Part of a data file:

****************

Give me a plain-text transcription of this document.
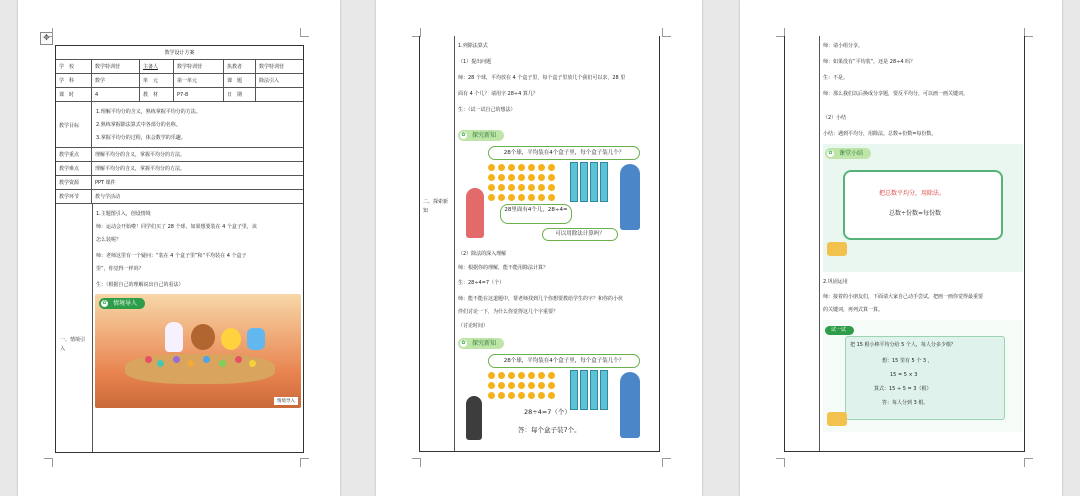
✥
教学设计方案
学　校	数学特训营	主备人	数学特训营	执教者	数学特训营
学　科	数学	单　元	第一单元	课　题	除法引入
课　时	4	教　材	P7-8	日　期
教学目标
1.理解平均分的含义，熟练掌握平均分的方法。
2.熟练掌握除法算式中各部分的名称。
3.掌握平均分的过程，体会数学的乐趣。
教学重点	理解平均分的含义，掌握平均分的方法。
教学难点	理解平均分的含义，掌握平均分的方法。
教学资源	PPT 课件
教学环节	教与学活动
一、情境引入
1.主题图引入，创设情境
师：运动会开始啦！同学们买了 28 个球，如果想要装在 4 个盒子里，该
怎么装呢？
师：老师这里有一个疑问：“装在 4 个盒子里”和“平均装在 4 个盒子
里”，你觉得一样吗？
生：（根据自己的理解说出自己的看法）
✿ 情境导入
情境导入
二、探索新知
1.列除法算式
（1）提出问题
师：28 个球，平均放在 4 个盒子里，每个盒子里放几个我们可以求，28 里
面有 4 个几？ 请用字 28÷4 算几？
生：（试一试自己的想法）
✿ 探究新知
28个球，平均装在4个盒子里，每个盒子装几个？
28里面有4个几，28÷4=
可以用除法计算吗？
（2）除法的深入理解
师：根据你的理解，能不能用除法计算？
生：28÷4=7（个）
师：能不能在这道题中，帮老师找到几个你想要教给学生的字？和你的小伙
伴们讨论一下，为什么你觉得这几个字重要？
（讨论时间）
✿ 探究新知
28个球，平均装在4个盒子里，每个盒子装几个？
28÷4=7（个）
答：每个盒子装7个。
师：请小组分享。
师：如果没有“平均装”，还是 28÷4 吗？
生：不是。
师：那么我们以后换成分享题，要反平均分，可以画一画关键词。
（2）小结
小结：遇到平均分，用除法。总数÷份数=每份数。
✿ 课堂小结
把总数平均分，用除法。
总数÷份数=每份数
2.巩固运用
师：接着的小朋友们，下面请大家自己动手尝试，把画一画你觉得最重要
的关键词，再列式算一算。
试一试
把 15 根小棒平均分给 5 个人，每人分多少根？
想：15 里有 5 个 3 ，
15 = 5 × 3
算式：15 ÷ 5 = 3（根）
答：每人分到 3 根。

****************

**What to produce:**
Repeat the listing above exactly, with no pictures.

**The reply:**
Give me a plain-text transcription of this document.
✥
教学设计方案
学　校	数学特训营	主备人	数学特训营	执教者	数学特训营
学　科	数学	单　元	第一单元	课　题	除法引入
课　时	4	教　材	P7-8	日　期
教学目标
1.理解平均分的含义，熟练掌握平均分的方法。
2.熟练掌握除法算式中各部分的名称。
3.掌握平均分的过程，体会数学的乐趣。
教学重点	理解平均分的含义，掌握平均分的方法。
教学难点	理解平均分的含义，掌握平均分的方法。
教学资源	PPT 课件
教学环节	教与学活动
一、情境引入
1.主题图引入，创设情境
师：运动会开始啦！同学们买了 28 个球，如果想要装在 4 个盒子里，该
怎么装呢？
师：老师这里有一个疑问：“装在 4 个盒子里”和“平均装在 4 个盒子
里”，你觉得一样吗？
生：（根据自己的理解说出自己的看法）
✿ 情境导入
情境导入
二、探索新知
1.列除法算式
（1）提出问题
师：28 个球，平均放在 4 个盒子里，每个盒子里放几个我们可以求，28 里
面有 4 个几？ 请用字 28÷4 算几？
生：（试一试自己的想法）
✿ 探究新知
28个球，平均装在4个盒子里，每个盒子装几个？
28里面有4个几，28÷4=
可以用除法计算吗？
（2）除法的深入理解
师：根据你的理解，能不能用除法计算？
生：28÷4=7（个）
师：能不能在这道题中，帮老师找到几个你想要教给学生的字？和你的小伙
伴们讨论一下，为什么你觉得这几个字重要？
（讨论时间）
✿ 探究新知
28个球，平均装在4个盒子里，每个盒子装几个？
28÷4=7（个）
答：每个盒子装7个。
师：请小组分享。
师：如果没有“平均装”，还是 28÷4 吗？
生：不是。
师：那么我们以后换成分享题，要反平均分，可以画一画关键词。
（2）小结
小结：遇到平均分，用除法。总数÷份数=每份数。
✿ 课堂小结
把总数平均分，用除法。
总数÷份数=每份数
2.巩固运用
师：接着的小朋友们，下面请大家自己动手尝试，把画一画你觉得最重要
的关键词，再列式算一算。
试一试
把 15 根小棒平均分给 5 个人，每人分多少根？
想：15 里有 5 个 3 ，
15 = 5 × 3
算式：15 ÷ 5 = 3（根）
答：每人分到 3 根。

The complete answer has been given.